**Problem to work on:** Copy out all the records exactly.

**Data records:**
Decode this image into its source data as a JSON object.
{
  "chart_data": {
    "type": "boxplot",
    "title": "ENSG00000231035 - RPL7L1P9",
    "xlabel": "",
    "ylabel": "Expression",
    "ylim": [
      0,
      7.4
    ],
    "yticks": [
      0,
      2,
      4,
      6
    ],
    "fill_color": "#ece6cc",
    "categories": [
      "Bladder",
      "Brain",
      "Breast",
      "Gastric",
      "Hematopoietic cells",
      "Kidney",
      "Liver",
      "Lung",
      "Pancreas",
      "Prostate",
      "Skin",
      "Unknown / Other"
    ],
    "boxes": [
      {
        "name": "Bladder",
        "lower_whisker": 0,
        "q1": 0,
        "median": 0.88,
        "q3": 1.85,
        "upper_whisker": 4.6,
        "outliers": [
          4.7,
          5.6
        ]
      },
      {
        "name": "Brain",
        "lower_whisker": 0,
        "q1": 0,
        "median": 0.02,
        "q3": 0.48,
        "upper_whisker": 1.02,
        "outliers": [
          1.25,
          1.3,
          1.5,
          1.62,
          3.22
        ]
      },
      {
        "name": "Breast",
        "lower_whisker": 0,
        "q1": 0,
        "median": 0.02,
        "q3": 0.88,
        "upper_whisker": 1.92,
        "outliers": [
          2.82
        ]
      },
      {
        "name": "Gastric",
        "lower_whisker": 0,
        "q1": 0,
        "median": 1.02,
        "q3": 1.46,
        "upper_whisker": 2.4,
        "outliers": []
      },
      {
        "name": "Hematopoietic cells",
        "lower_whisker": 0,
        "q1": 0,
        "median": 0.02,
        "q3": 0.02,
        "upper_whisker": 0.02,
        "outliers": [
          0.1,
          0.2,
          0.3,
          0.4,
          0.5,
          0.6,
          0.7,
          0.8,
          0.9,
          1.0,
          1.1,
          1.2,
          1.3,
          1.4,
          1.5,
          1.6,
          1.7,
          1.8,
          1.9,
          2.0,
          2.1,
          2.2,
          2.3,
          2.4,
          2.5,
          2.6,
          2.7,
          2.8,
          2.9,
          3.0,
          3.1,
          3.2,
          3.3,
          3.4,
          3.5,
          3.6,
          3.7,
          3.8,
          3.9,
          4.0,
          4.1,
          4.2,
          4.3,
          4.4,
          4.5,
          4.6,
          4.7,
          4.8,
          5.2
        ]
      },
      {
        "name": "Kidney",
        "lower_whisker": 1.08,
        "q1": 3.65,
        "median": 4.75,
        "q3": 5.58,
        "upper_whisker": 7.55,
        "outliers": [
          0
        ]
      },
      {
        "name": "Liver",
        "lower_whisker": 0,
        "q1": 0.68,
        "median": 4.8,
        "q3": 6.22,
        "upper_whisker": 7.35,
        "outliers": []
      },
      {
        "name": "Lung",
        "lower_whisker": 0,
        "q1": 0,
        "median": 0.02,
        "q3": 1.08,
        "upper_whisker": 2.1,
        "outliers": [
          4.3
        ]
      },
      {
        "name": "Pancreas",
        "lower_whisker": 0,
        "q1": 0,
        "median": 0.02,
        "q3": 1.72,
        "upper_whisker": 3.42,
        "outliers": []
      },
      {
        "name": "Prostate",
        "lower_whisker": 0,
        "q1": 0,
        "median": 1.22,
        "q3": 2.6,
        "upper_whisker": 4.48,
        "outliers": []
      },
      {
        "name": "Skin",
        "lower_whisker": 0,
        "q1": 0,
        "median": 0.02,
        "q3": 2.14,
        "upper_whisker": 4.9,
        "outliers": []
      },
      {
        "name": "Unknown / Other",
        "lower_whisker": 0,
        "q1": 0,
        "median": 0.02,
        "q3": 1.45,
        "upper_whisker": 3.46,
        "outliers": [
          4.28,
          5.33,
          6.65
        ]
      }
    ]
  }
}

**Solution to the problem:**
Decode this image into its source data as a JSON object.
{
  "chart_data": {
    "type": "boxplot",
    "title": "ENSG00000231035 - RPL7L1P9",
    "xlabel": "",
    "ylabel": "Expression",
    "ylim": [
      0,
      7.4
    ],
    "yticks": [
      0,
      2,
      4,
      6
    ],
    "fill_color": "#ece6cc",
    "categories": [
      "Bladder",
      "Brain",
      "Breast",
      "Gastric",
      "Hematopoietic cells",
      "Kidney",
      "Liver",
      "Lung",
      "Pancreas",
      "Prostate",
      "Skin",
      "Unknown / Other"
    ],
    "boxes": [
      {
        "name": "Bladder",
        "lower_whisker": 0,
        "q1": 0,
        "median": 0.88,
        "q3": 1.85,
        "upper_whisker": 4.6,
        "outliers": [
          4.7,
          5.6
        ]
      },
      {
        "name": "Brain",
        "lower_whisker": 0,
        "q1": 0,
        "median": 0.02,
        "q3": 0.48,
        "upper_whisker": 1.02,
        "outliers": [
          1.25,
          1.3,
          1.5,
          1.62,
          3.22
        ]
      },
      {
        "name": "Breast",
        "lower_whisker": 0,
        "q1": 0,
        "median": 0.02,
        "q3": 0.88,
        "upper_whisker": 1.92,
        "outliers": [
          2.82
        ]
      },
      {
        "name": "Gastric",
        "lower_whisker": 0,
        "q1": 0,
        "median": 1.02,
        "q3": 1.46,
        "upper_whisker": 2.4,
        "outliers": []
      },
      {
        "name": "Hematopoietic cells",
        "lower_whisker": 0,
        "q1": 0,
        "median": 0.02,
        "q3": 0.02,
        "upper_whisker": 0.02,
        "outliers": [
          0.1,
          0.2,
          0.3,
          0.4,
          0.5,
          0.6,
          0.7,
          0.8,
          0.9,
          1.0,
          1.1,
          1.2,
          1.3,
          1.4,
          1.5,
          1.6,
          1.7,
          1.8,
          1.9,
          2.0,
          2.1,
          2.2,
          2.3,
          2.4,
          2.5,
          2.6,
          2.7,
          2.8,
          2.9,
          3.0,
          3.1,
          3.2,
          3.3,
          3.4,
          3.5,
          3.6,
          3.7,
          3.8,
          3.9,
          4.0,
          4.1,
          4.2,
          4.3,
          4.4,
          4.5,
          4.6,
          4.7,
          4.8,
          5.2
        ]
      },
      {
        "name": "Kidney",
        "lower_whisker": 1.08,
        "q1": 3.65,
        "median": 4.75,
        "q3": 5.58,
        "upper_whisker": 7.55,
        "outliers": [
          0
        ]
      },
      {
        "name": "Liver",
        "lower_whisker": 0,
        "q1": 0.68,
        "median": 4.8,
        "q3": 6.22,
        "upper_whisker": 7.35,
        "outliers": []
      },
      {
        "name": "Lung",
        "lower_whisker": 0,
        "q1": 0,
        "median": 0.02,
        "q3": 1.08,
        "upper_whisker": 2.1,
        "outliers": [
          4.3
        ]
      },
      {
        "name": "Pancreas",
        "lower_whisker": 0,
        "q1": 0,
        "median": 0.02,
        "q3": 1.72,
        "upper_whisker": 3.42,
        "outliers": []
      },
      {
        "name": "Prostate",
        "lower_whisker": 0,
        "q1": 0,
        "median": 1.22,
        "q3": 2.6,
        "upper_whisker": 4.48,
        "outliers": []
      },
      {
        "name": "Skin",
        "lower_whisker": 0,
        "q1": 0,
        "median": 0.02,
        "q3": 2.14,
        "upper_whisker": 4.9,
        "outliers": []
      },
      {
        "name": "Unknown / Other",
        "lower_whisker": 0,
        "q1": 0,
        "median": 0.02,
        "q3": 1.45,
        "upper_whisker": 3.46,
        "outliers": [
          4.28,
          5.33,
          6.65
        ]
      }
    ]
  }
}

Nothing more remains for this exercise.